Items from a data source
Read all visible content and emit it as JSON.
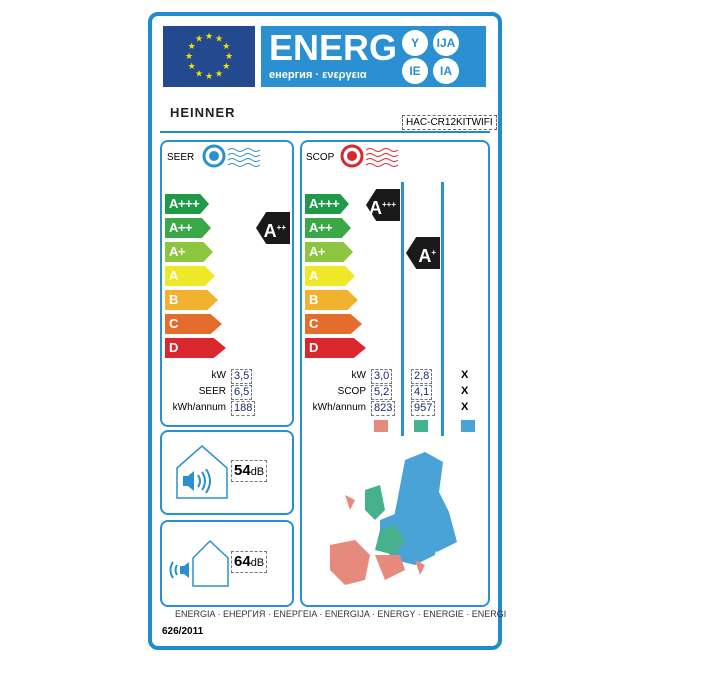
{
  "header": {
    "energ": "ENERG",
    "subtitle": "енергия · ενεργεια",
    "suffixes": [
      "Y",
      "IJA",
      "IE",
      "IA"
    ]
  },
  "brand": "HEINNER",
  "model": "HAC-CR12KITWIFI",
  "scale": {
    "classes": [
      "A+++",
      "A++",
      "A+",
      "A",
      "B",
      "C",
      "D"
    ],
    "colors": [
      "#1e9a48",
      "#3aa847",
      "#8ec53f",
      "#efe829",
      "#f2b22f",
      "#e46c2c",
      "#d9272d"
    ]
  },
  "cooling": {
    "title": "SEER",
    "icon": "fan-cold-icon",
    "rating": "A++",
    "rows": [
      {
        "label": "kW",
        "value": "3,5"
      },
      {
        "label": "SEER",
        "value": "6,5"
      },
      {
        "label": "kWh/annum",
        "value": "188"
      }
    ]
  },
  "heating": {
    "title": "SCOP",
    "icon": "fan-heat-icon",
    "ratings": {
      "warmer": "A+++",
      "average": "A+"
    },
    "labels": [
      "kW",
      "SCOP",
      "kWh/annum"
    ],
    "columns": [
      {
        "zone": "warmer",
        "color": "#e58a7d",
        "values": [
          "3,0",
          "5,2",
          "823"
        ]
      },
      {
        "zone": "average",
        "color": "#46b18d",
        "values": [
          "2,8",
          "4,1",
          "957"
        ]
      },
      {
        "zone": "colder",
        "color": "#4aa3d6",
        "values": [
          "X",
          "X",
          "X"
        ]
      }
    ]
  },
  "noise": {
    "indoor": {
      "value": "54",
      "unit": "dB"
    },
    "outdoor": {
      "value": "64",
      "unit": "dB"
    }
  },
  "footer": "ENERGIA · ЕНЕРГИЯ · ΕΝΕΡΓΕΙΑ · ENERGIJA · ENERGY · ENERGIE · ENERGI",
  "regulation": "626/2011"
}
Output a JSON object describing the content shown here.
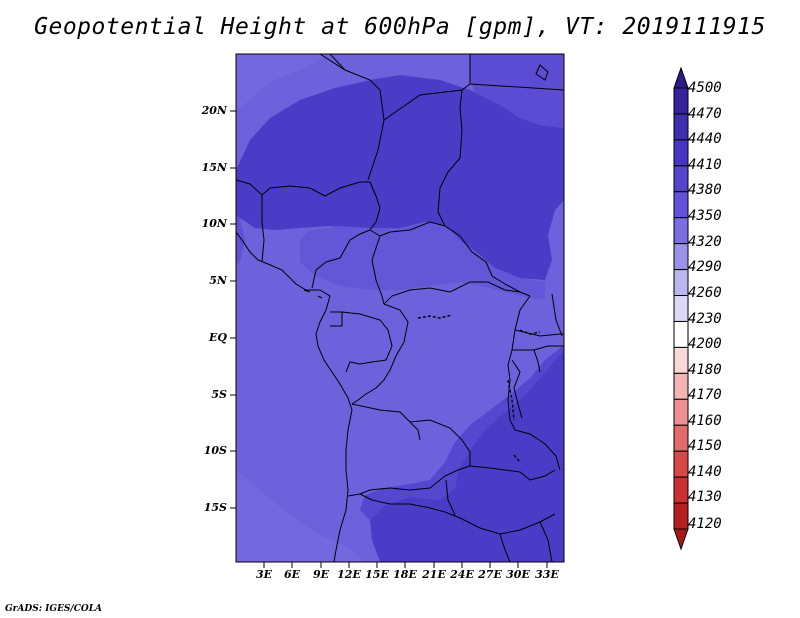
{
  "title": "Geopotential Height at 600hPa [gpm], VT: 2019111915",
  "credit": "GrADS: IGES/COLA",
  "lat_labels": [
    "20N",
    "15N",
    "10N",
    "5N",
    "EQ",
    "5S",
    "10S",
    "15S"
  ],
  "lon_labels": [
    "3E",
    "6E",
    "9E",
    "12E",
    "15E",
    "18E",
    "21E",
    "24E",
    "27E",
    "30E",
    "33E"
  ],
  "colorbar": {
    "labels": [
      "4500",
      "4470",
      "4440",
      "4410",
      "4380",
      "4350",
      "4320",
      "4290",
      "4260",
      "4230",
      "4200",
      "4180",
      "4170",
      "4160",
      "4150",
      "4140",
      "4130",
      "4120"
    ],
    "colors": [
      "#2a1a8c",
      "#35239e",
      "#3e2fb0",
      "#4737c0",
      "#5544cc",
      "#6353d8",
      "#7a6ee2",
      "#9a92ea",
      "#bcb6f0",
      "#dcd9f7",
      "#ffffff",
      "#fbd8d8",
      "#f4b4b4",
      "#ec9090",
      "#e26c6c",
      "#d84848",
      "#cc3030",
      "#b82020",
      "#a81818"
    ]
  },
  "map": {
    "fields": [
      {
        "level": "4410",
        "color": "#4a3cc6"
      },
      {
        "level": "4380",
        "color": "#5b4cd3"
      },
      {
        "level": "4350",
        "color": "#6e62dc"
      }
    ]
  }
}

==

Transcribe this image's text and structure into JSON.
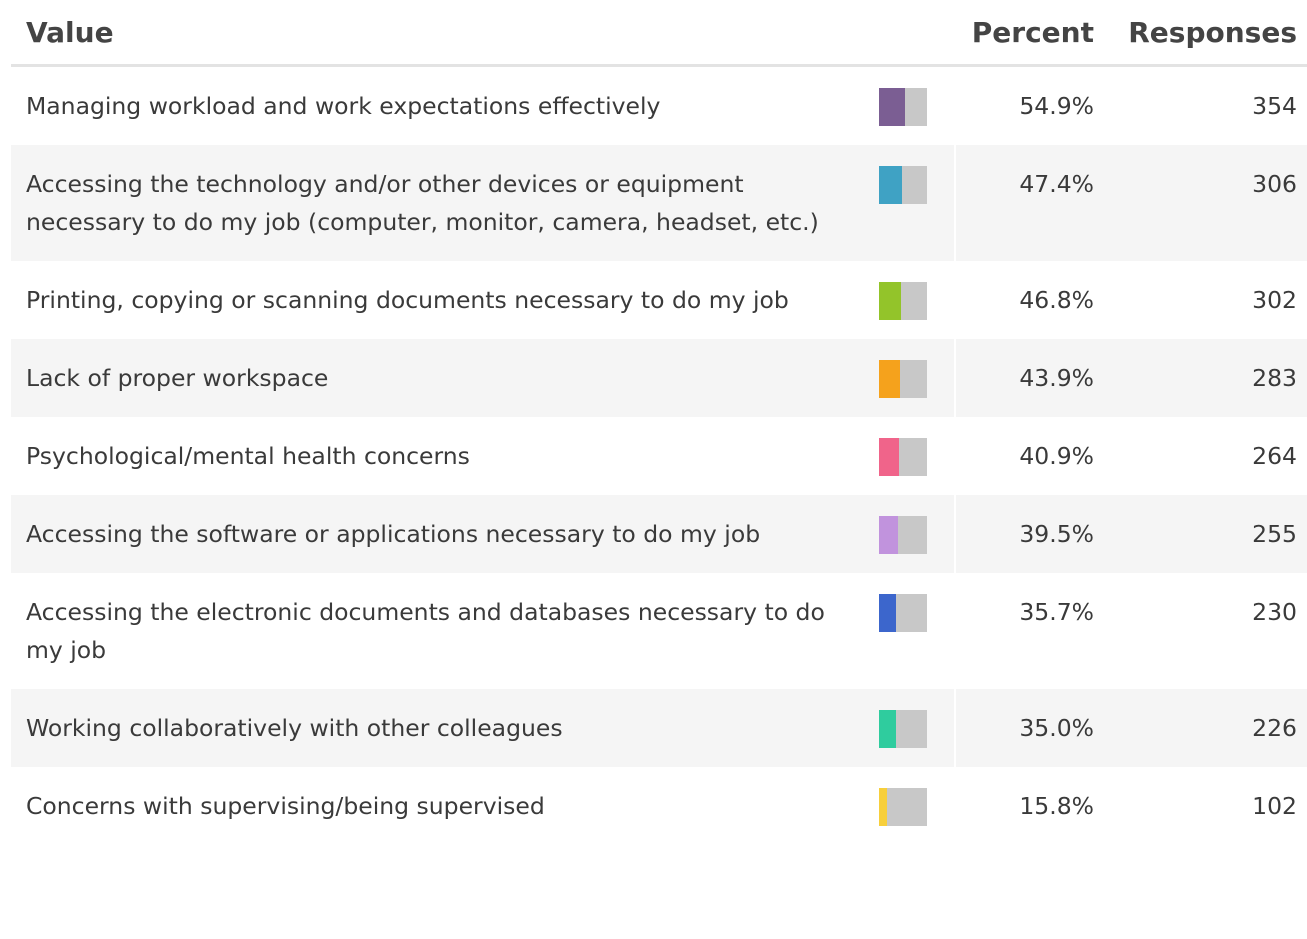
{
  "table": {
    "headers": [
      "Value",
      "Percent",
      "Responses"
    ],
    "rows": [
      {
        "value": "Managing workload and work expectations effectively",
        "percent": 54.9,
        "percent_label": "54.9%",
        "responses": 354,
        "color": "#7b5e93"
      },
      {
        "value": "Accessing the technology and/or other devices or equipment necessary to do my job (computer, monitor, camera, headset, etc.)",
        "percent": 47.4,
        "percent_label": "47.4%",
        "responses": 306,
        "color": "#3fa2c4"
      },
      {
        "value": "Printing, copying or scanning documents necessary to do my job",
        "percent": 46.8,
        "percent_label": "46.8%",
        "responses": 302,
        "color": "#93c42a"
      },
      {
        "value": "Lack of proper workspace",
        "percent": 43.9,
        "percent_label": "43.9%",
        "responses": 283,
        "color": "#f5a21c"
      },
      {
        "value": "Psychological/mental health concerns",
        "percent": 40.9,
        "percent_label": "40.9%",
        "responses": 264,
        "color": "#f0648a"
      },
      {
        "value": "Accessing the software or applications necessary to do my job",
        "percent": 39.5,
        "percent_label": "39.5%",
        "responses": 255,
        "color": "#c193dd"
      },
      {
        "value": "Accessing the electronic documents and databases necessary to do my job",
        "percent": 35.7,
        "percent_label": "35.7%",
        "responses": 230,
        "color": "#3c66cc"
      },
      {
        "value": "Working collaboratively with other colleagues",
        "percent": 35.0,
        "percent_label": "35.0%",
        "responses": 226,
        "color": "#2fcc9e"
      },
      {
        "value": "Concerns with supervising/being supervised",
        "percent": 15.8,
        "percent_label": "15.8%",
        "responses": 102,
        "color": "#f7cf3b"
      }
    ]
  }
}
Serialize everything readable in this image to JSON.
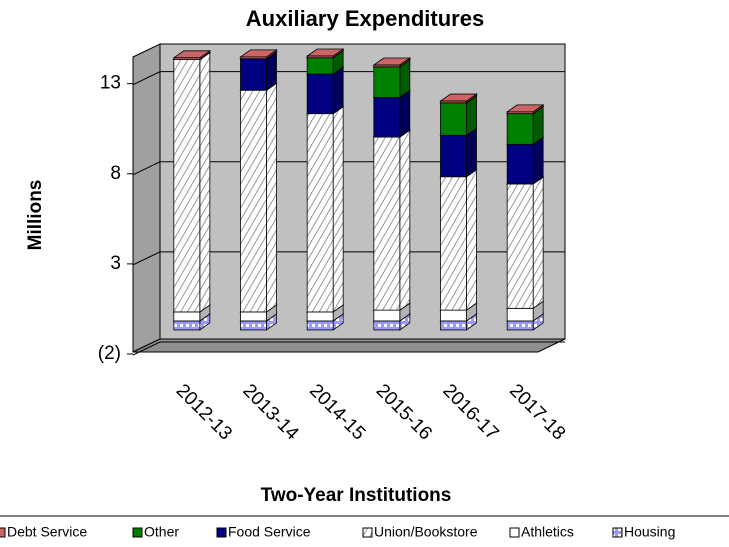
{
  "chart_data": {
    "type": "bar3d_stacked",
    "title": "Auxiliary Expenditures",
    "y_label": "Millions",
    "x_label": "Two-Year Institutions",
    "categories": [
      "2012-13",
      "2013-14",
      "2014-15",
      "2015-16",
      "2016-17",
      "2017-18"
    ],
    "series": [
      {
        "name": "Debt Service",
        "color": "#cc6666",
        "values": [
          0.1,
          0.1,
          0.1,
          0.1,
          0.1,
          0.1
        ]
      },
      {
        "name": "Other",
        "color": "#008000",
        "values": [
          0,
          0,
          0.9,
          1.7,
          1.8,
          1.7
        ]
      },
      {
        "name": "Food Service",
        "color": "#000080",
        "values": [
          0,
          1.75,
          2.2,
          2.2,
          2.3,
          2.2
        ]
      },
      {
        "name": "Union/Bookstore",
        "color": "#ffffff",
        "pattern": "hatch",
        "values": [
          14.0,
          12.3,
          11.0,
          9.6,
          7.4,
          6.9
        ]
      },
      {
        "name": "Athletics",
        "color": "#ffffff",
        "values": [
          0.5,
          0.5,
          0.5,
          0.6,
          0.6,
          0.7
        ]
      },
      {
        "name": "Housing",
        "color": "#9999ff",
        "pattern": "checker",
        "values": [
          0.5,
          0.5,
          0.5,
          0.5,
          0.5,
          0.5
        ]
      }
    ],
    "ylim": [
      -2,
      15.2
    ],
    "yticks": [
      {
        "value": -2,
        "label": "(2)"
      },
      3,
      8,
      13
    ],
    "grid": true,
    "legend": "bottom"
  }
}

--

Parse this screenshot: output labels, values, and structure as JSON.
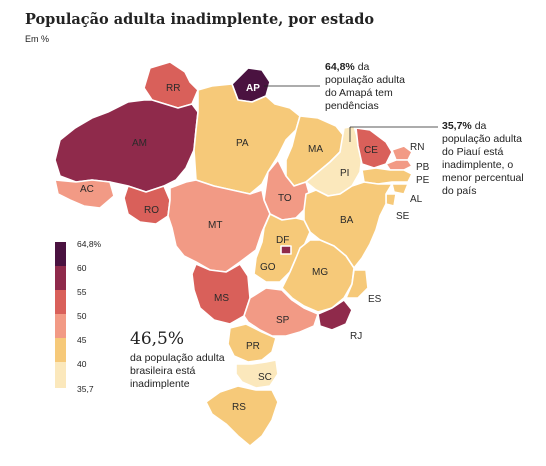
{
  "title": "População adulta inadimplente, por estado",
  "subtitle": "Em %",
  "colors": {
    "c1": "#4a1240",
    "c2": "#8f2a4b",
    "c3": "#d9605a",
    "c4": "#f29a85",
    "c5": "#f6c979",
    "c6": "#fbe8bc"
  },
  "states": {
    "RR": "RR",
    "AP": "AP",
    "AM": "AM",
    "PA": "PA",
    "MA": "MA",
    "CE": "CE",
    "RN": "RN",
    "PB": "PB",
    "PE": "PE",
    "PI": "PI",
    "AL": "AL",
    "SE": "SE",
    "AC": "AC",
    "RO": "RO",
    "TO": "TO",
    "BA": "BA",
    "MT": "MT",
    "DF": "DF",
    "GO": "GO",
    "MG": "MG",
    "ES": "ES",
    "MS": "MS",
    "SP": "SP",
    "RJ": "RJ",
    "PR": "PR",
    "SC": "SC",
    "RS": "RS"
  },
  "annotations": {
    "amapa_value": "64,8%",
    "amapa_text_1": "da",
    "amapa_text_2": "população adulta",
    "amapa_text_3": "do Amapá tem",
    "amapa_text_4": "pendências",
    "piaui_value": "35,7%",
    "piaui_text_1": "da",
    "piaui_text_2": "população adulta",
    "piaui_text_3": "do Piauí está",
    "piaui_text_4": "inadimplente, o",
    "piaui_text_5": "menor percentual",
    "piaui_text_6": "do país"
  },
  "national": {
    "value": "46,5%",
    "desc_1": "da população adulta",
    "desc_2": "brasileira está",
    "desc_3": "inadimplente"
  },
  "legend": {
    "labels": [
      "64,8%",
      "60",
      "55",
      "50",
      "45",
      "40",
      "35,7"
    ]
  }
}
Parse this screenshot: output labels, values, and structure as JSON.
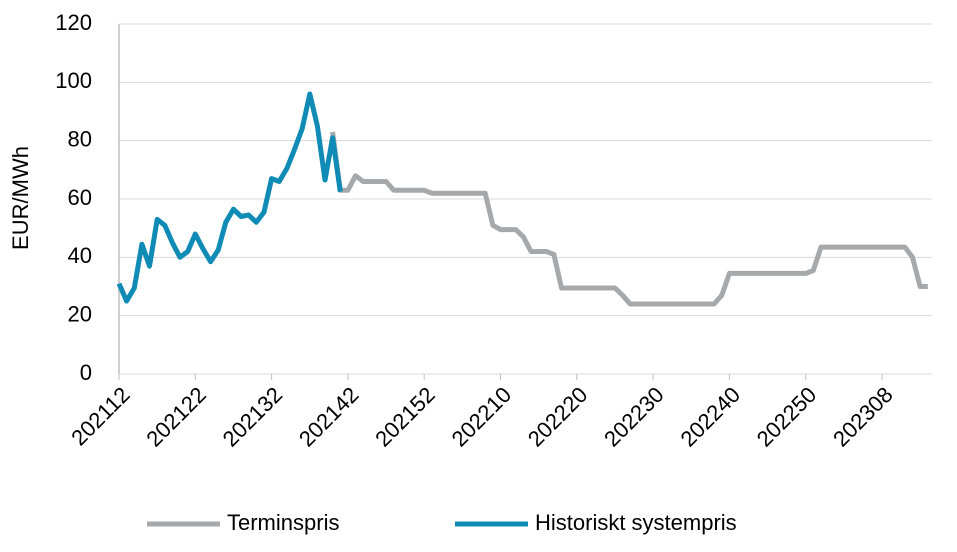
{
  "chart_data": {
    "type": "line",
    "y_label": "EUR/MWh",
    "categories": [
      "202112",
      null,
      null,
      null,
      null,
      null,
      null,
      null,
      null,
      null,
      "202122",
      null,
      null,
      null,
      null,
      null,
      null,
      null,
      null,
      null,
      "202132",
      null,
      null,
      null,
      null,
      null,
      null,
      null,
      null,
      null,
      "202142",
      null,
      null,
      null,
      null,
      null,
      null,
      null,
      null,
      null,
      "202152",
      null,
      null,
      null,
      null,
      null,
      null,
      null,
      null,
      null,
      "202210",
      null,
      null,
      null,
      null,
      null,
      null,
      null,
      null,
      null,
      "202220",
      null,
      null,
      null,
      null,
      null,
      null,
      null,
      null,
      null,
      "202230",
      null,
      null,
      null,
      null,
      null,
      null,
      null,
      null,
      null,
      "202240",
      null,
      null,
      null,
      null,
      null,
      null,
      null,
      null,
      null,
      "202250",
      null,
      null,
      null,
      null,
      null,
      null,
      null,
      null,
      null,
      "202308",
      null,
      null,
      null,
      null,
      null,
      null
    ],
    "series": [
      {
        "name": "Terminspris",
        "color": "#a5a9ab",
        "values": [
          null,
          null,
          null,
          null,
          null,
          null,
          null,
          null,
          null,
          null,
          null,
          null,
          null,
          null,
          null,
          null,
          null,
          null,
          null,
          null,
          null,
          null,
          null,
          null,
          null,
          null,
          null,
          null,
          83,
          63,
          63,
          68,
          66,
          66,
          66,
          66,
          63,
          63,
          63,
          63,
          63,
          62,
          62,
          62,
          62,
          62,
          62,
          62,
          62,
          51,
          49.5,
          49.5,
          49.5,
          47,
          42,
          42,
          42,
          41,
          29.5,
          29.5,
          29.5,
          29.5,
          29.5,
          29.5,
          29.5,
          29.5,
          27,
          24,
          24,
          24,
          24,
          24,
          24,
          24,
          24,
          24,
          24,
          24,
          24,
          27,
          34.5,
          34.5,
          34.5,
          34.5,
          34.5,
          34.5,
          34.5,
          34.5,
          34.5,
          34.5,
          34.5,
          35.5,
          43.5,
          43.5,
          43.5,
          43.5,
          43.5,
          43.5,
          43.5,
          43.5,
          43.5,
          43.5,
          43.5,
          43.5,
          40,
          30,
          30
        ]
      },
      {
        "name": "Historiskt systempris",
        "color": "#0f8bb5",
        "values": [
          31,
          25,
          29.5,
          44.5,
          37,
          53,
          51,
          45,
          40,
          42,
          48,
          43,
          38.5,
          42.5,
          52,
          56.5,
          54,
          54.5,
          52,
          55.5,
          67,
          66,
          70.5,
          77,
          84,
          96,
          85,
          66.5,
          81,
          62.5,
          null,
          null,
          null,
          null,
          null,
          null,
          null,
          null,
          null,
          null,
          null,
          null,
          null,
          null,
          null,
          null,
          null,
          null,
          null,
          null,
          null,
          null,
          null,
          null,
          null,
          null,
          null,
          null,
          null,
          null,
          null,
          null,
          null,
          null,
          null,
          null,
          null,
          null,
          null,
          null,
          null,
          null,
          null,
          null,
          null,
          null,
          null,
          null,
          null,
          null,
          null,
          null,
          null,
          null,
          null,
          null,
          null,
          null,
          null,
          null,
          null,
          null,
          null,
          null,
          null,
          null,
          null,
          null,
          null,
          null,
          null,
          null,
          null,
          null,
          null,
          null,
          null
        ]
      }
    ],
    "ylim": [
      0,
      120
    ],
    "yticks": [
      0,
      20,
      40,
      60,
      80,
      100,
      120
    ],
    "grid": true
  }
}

**DIRECTIONS FOR THIS TASK:** Reproduce each line from the records that contains the word "content".

**RESULT FOR THIS TASK:**
Read all visible content and emit it as JSON.
Output a JSON object describing the content shown here.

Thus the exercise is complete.